*Stated task*.
Leave out the images and repeat the listing below without a single change.
:: Supplied entries
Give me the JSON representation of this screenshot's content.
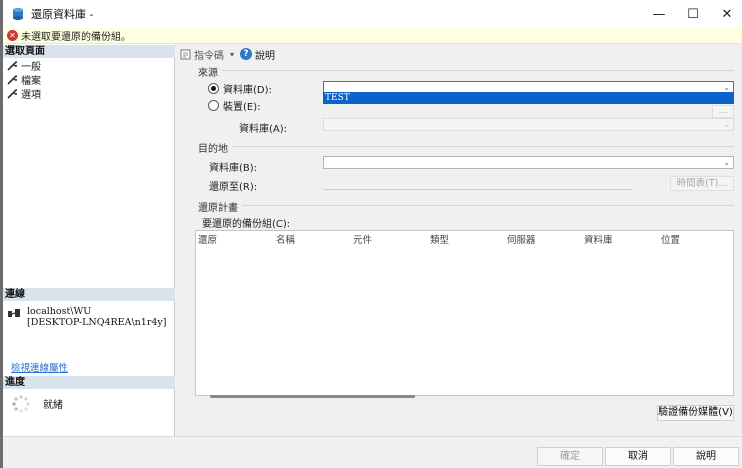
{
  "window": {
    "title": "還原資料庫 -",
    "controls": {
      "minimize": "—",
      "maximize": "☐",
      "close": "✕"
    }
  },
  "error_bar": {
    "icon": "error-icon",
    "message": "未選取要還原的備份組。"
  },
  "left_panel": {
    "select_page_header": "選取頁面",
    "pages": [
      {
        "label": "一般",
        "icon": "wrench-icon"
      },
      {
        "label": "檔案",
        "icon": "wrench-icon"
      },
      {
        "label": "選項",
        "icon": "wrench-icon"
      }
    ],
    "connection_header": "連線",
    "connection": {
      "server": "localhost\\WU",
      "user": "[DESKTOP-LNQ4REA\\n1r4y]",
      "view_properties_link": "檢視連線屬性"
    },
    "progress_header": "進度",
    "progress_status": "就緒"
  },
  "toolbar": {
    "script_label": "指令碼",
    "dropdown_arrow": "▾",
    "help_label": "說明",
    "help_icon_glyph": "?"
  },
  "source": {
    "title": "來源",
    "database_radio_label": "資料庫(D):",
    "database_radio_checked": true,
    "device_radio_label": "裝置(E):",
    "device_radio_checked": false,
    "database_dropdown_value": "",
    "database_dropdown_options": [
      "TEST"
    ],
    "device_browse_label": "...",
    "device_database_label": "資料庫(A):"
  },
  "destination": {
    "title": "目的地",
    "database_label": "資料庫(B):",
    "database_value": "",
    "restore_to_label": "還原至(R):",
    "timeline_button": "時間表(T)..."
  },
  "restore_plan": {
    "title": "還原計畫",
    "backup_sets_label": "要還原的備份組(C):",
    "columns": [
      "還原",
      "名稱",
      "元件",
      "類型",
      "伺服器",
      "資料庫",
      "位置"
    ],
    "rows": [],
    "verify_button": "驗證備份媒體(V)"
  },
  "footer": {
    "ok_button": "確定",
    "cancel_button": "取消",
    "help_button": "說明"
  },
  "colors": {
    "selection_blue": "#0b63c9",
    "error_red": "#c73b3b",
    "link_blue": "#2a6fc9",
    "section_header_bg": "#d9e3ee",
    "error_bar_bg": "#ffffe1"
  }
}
::::
*Written response*.
Give me the JSON representation of this screenshot's content.
{
  "window": {
    "title": "還原資料庫 -",
    "controls": {
      "minimize": "—",
      "maximize": "☐",
      "close": "✕"
    }
  },
  "error_bar": {
    "icon": "error-icon",
    "message": "未選取要還原的備份組。"
  },
  "left_panel": {
    "select_page_header": "選取頁面",
    "pages": [
      {
        "label": "一般",
        "icon": "wrench-icon"
      },
      {
        "label": "檔案",
        "icon": "wrench-icon"
      },
      {
        "label": "選項",
        "icon": "wrench-icon"
      }
    ],
    "connection_header": "連線",
    "connection": {
      "server": "localhost\\WU",
      "user": "[DESKTOP-LNQ4REA\\n1r4y]",
      "view_properties_link": "檢視連線屬性"
    },
    "progress_header": "進度",
    "progress_status": "就緒"
  },
  "toolbar": {
    "script_label": "指令碼",
    "dropdown_arrow": "▾",
    "help_label": "說明",
    "help_icon_glyph": "?"
  },
  "source": {
    "title": "來源",
    "database_radio_label": "資料庫(D):",
    "database_radio_checked": true,
    "device_radio_label": "裝置(E):",
    "device_radio_checked": false,
    "database_dropdown_value": "",
    "database_dropdown_options": [
      "TEST"
    ],
    "device_browse_label": "...",
    "device_database_label": "資料庫(A):"
  },
  "destination": {
    "title": "目的地",
    "database_label": "資料庫(B):",
    "database_value": "",
    "restore_to_label": "還原至(R):",
    "timeline_button": "時間表(T)..."
  },
  "restore_plan": {
    "title": "還原計畫",
    "backup_sets_label": "要還原的備份組(C):",
    "columns": [
      "還原",
      "名稱",
      "元件",
      "類型",
      "伺服器",
      "資料庫",
      "位置"
    ],
    "rows": [],
    "verify_button": "驗證備份媒體(V)"
  },
  "footer": {
    "ok_button": "確定",
    "cancel_button": "取消",
    "help_button": "說明"
  },
  "colors": {
    "selection_blue": "#0b63c9",
    "error_red": "#c73b3b",
    "link_blue": "#2a6fc9",
    "section_header_bg": "#d9e3ee",
    "error_bar_bg": "#ffffe1"
  }
}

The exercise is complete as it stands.